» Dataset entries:
+++

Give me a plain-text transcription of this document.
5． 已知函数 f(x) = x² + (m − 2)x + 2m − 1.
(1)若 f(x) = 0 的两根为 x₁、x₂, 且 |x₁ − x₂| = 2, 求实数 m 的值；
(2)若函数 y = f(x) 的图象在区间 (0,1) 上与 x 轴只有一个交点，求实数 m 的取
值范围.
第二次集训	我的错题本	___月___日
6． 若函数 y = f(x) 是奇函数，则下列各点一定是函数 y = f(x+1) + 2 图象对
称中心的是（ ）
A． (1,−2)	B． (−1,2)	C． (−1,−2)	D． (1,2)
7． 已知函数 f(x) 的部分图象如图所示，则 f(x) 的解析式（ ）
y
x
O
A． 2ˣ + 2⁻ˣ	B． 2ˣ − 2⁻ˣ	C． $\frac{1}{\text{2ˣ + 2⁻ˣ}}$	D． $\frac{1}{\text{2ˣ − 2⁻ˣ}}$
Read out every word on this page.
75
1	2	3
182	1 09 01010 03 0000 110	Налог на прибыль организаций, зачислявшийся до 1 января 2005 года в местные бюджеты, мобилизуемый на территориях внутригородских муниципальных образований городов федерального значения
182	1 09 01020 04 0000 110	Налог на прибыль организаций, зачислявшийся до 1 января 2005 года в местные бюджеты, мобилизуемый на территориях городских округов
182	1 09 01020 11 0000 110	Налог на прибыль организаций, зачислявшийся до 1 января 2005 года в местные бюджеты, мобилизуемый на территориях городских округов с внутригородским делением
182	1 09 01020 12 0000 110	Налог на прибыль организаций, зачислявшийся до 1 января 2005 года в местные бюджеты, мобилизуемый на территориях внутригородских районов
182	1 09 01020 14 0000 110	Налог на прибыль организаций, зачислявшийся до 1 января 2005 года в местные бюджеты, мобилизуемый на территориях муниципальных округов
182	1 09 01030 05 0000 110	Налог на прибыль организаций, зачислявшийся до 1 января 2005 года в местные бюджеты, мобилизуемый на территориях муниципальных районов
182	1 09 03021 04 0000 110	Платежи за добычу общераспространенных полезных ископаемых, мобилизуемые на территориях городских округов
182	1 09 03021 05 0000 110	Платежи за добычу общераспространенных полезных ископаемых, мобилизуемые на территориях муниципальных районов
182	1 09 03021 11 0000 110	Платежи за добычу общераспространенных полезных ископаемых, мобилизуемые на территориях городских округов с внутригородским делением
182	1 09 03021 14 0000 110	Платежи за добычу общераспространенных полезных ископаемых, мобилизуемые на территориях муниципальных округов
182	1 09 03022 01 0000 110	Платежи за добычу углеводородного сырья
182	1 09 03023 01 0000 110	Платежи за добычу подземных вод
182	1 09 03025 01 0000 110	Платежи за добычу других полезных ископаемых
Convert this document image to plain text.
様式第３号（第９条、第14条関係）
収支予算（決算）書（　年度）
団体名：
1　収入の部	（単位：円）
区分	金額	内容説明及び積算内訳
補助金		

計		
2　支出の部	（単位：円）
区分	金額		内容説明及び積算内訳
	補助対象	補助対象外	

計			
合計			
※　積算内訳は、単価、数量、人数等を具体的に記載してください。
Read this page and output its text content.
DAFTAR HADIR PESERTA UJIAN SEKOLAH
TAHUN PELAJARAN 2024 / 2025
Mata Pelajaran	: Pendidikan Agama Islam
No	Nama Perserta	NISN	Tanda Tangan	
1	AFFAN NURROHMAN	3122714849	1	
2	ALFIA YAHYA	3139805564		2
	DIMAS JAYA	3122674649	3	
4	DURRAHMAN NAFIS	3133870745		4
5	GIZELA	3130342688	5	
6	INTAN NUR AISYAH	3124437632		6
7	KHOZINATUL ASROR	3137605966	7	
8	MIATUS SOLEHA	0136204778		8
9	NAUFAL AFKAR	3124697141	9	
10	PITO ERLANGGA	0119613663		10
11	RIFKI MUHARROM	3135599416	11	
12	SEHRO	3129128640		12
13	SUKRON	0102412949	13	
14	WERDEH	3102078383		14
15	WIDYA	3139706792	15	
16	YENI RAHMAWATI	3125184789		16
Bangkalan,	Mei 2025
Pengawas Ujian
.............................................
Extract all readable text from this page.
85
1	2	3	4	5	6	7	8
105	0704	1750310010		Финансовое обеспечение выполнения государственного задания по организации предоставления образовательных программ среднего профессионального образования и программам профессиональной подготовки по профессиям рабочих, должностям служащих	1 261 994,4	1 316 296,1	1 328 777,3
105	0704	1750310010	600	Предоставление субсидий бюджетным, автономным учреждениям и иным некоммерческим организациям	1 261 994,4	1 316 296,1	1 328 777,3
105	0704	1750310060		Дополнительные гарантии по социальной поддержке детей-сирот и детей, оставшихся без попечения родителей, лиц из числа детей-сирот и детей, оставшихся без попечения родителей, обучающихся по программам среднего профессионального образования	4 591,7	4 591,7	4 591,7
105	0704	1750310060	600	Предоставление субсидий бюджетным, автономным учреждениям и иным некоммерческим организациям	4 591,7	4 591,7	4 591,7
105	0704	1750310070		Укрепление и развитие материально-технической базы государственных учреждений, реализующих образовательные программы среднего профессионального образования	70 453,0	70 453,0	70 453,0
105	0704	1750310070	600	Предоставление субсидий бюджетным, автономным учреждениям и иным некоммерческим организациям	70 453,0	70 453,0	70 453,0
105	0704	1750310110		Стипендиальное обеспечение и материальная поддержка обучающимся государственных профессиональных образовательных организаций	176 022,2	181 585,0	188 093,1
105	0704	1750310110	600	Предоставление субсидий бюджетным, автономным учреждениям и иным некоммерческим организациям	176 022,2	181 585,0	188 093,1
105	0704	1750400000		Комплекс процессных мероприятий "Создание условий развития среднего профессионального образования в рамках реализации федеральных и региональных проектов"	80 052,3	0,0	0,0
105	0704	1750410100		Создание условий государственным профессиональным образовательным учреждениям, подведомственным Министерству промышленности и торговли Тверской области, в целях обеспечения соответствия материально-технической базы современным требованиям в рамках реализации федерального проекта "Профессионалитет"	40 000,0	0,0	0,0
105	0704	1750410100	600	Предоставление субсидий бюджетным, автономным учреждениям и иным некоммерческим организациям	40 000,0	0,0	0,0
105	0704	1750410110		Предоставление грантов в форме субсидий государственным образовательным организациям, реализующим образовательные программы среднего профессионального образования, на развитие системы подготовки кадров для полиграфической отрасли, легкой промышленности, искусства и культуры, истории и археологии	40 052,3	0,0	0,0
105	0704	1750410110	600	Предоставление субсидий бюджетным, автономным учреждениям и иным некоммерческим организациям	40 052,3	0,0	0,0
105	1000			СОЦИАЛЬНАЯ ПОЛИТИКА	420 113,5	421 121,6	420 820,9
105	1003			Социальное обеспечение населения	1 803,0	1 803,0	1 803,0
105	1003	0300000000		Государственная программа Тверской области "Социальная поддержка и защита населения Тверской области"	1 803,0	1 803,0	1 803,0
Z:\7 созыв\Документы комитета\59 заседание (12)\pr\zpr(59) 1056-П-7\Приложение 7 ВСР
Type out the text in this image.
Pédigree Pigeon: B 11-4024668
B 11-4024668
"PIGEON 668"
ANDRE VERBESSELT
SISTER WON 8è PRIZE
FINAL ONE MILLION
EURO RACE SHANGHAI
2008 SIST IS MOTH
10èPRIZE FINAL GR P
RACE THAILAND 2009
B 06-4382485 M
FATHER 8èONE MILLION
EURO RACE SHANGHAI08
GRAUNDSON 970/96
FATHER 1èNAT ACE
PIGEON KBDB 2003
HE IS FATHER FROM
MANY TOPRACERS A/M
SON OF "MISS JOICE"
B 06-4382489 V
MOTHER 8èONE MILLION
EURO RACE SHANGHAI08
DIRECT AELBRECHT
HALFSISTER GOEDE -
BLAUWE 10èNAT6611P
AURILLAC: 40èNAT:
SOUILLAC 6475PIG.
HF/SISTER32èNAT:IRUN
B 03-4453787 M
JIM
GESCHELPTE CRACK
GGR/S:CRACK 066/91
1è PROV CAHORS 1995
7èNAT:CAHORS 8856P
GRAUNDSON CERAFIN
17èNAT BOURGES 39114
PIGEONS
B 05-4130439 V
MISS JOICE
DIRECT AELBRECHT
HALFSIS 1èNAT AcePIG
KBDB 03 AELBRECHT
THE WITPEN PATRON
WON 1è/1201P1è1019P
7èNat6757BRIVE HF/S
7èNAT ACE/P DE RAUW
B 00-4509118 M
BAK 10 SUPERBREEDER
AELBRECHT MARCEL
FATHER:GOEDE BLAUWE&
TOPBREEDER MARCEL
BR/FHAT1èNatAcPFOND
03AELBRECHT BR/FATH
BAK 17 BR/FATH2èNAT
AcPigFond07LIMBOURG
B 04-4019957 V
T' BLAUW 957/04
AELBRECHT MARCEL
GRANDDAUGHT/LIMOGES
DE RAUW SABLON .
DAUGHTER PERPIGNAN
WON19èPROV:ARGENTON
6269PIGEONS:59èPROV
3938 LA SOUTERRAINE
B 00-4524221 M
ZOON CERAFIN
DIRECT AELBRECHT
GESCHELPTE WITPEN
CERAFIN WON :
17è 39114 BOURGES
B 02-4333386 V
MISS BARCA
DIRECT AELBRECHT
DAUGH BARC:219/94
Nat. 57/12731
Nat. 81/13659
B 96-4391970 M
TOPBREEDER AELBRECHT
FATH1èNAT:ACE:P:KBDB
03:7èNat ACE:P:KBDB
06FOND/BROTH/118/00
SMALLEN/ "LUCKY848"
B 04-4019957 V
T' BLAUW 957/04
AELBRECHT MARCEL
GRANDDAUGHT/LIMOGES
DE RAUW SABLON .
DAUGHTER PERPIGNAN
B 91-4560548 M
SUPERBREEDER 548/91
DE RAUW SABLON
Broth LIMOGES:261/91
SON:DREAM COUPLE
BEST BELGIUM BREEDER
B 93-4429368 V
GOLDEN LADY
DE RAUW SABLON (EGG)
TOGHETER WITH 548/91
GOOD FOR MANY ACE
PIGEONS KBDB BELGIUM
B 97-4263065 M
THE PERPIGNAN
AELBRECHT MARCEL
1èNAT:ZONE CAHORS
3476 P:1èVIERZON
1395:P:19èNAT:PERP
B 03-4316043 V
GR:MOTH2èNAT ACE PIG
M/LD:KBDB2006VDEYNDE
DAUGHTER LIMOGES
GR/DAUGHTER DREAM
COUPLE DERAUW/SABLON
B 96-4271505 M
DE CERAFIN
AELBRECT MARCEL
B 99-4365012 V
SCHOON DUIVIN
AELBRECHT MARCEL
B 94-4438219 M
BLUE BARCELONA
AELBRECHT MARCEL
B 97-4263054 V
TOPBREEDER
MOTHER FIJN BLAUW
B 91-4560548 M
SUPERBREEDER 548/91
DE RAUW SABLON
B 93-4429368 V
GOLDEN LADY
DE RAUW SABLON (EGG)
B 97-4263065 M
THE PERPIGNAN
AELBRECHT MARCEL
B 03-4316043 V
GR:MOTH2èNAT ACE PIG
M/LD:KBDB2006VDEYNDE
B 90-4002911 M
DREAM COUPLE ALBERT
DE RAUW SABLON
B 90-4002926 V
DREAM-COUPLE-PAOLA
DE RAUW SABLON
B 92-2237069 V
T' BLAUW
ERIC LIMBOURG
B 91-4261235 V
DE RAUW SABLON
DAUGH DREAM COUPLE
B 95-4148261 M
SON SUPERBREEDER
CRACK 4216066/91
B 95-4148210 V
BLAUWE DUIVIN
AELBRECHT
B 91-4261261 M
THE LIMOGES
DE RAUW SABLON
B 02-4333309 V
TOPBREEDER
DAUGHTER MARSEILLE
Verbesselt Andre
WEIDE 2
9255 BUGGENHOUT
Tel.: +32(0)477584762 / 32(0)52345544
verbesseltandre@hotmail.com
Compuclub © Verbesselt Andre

+++

» Your instructions: Select every line of the records holding the string "Тверской".

» Response to the task:
105	0704	1750410100		Создание условий государственным профессиональным образовательным учреждениям, подведомственным Министерству промышленности и торговли Тверской области, в целях обеспечения соответствия материально-технической базы современным требованиям в рамках реализации федерального проекта "Профессионалитет"	40 000,0	0,0	0,0
105	1003	0300000000		Государственная программа Тверской области "Социальная поддержка и защита населения Тверской области"	1 803,0	1 803,0	1 803,0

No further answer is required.